What this task involves ▸ What lines in the records include the string "Coinfected"? Return each one.

[Records excerpted from a collection]
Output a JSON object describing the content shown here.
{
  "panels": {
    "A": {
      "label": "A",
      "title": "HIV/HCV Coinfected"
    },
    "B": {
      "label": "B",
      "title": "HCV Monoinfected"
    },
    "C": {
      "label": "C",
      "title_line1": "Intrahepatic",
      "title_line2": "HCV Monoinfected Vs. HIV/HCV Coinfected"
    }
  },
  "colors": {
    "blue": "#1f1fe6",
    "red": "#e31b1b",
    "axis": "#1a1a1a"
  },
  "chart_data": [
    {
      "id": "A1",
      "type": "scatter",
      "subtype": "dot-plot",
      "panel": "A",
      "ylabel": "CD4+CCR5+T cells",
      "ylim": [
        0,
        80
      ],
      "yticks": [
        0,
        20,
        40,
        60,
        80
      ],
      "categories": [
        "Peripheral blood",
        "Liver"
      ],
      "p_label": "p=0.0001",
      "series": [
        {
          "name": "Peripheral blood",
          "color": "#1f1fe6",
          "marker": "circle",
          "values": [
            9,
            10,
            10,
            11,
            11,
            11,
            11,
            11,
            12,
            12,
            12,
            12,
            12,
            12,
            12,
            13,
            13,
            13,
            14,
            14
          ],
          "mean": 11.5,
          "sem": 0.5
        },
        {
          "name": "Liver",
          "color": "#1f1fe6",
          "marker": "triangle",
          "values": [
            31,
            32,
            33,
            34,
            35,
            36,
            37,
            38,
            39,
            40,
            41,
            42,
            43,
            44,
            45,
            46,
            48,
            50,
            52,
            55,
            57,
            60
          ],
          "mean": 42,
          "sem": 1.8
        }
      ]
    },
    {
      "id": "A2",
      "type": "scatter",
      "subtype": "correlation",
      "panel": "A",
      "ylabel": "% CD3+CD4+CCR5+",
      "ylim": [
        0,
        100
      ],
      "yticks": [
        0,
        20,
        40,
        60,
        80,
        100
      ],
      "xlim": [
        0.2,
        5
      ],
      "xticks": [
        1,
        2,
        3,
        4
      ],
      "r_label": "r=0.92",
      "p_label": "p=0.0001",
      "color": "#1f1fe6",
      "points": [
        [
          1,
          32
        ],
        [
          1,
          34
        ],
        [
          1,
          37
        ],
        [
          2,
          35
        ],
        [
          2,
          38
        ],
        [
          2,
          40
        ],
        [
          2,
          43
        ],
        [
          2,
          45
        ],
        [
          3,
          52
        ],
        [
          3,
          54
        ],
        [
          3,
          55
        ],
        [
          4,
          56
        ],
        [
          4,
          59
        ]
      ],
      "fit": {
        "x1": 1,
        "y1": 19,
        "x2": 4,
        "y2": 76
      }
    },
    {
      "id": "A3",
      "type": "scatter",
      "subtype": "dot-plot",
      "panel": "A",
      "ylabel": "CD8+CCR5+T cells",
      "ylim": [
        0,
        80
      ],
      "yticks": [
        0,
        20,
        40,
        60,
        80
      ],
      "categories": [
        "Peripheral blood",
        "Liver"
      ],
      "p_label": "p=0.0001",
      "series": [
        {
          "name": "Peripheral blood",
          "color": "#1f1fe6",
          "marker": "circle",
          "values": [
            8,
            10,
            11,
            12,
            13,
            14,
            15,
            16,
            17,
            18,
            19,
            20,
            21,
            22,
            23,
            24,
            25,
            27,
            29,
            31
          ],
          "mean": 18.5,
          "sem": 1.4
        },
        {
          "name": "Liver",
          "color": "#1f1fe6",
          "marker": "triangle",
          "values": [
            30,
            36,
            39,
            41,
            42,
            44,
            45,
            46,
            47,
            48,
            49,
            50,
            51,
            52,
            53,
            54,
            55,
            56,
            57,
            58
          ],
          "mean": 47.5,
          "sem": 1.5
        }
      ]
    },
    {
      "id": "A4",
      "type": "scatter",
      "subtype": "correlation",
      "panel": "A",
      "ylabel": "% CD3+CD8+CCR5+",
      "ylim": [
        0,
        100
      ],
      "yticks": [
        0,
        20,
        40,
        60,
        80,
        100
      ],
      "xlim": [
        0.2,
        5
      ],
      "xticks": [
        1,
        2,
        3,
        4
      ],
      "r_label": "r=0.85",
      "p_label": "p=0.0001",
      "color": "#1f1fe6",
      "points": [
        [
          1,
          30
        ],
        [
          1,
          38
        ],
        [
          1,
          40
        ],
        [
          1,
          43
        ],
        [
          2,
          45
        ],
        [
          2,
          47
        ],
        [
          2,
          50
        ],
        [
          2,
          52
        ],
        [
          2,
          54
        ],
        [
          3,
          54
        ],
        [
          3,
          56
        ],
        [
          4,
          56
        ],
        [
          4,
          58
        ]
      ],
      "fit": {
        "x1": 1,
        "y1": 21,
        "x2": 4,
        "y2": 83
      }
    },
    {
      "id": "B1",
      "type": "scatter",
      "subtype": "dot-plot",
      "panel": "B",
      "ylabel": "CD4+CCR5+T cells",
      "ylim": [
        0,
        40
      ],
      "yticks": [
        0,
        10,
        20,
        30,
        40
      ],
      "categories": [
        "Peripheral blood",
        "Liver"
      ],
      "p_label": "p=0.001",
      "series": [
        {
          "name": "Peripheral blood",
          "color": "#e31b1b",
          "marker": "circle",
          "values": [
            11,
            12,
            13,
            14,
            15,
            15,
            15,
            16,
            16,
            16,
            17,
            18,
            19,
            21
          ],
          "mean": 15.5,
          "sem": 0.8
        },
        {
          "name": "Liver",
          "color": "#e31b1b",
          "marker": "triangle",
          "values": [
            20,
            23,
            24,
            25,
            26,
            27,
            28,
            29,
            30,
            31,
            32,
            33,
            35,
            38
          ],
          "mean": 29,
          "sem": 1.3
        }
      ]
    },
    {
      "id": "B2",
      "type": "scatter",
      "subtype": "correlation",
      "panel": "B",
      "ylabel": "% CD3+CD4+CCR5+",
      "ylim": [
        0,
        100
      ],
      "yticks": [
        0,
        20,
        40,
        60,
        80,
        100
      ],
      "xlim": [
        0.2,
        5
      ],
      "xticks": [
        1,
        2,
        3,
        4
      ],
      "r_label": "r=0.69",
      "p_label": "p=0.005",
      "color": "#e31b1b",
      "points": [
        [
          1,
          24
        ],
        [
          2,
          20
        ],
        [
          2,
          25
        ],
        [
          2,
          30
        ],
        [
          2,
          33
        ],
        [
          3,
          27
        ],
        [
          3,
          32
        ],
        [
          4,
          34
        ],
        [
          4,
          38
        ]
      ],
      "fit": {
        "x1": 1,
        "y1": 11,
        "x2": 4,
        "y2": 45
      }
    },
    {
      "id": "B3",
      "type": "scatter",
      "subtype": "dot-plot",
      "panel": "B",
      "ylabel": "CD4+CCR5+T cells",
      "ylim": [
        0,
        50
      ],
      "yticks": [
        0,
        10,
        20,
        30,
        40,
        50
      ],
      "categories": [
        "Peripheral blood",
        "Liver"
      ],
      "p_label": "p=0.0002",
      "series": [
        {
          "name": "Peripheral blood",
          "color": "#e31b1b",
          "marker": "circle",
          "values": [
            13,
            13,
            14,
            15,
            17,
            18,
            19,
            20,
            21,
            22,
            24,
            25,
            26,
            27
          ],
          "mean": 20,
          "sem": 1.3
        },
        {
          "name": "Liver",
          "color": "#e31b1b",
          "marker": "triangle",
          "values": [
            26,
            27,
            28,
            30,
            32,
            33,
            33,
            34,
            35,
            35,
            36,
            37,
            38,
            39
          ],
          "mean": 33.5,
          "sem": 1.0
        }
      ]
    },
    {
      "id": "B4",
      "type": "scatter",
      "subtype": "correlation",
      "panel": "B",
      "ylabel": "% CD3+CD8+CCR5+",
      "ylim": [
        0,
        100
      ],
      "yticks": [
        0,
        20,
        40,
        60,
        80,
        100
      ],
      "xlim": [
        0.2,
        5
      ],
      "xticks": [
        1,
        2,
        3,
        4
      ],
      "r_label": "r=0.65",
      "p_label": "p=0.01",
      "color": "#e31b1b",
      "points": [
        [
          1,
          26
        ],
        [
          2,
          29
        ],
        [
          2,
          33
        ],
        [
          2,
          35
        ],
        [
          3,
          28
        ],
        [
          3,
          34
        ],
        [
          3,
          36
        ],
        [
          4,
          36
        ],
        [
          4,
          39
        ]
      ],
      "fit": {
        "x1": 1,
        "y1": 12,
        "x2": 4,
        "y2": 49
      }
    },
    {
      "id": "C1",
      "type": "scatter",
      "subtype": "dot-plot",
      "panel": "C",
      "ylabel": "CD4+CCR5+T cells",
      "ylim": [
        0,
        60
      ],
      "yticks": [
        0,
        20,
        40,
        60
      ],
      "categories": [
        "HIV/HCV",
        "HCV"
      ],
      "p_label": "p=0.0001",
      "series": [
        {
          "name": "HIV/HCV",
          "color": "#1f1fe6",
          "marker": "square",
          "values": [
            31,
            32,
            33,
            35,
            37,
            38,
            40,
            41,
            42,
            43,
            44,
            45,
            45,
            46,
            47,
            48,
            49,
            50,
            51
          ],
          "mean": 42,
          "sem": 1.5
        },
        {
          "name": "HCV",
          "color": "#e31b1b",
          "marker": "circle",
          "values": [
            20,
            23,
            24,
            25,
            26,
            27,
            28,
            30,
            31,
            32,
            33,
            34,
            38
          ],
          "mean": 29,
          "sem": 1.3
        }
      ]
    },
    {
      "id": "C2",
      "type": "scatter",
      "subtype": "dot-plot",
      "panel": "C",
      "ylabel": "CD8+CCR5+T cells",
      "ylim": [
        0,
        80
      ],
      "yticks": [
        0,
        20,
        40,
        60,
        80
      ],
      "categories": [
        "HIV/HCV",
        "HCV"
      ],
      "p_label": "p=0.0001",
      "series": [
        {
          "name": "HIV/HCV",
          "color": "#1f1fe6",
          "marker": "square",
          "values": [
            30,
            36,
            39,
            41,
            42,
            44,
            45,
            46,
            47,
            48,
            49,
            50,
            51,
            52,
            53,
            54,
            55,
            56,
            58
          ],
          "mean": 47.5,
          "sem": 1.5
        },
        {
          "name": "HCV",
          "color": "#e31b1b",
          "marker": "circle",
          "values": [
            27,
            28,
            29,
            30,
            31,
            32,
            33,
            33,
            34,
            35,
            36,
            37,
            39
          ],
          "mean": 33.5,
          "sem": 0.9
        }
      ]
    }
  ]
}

Exercise solution ▸
      "title": "HIV/HCV Coinfected"
      "title_line2": "HCV Monoinfected Vs. HIV/HCV Coinfected"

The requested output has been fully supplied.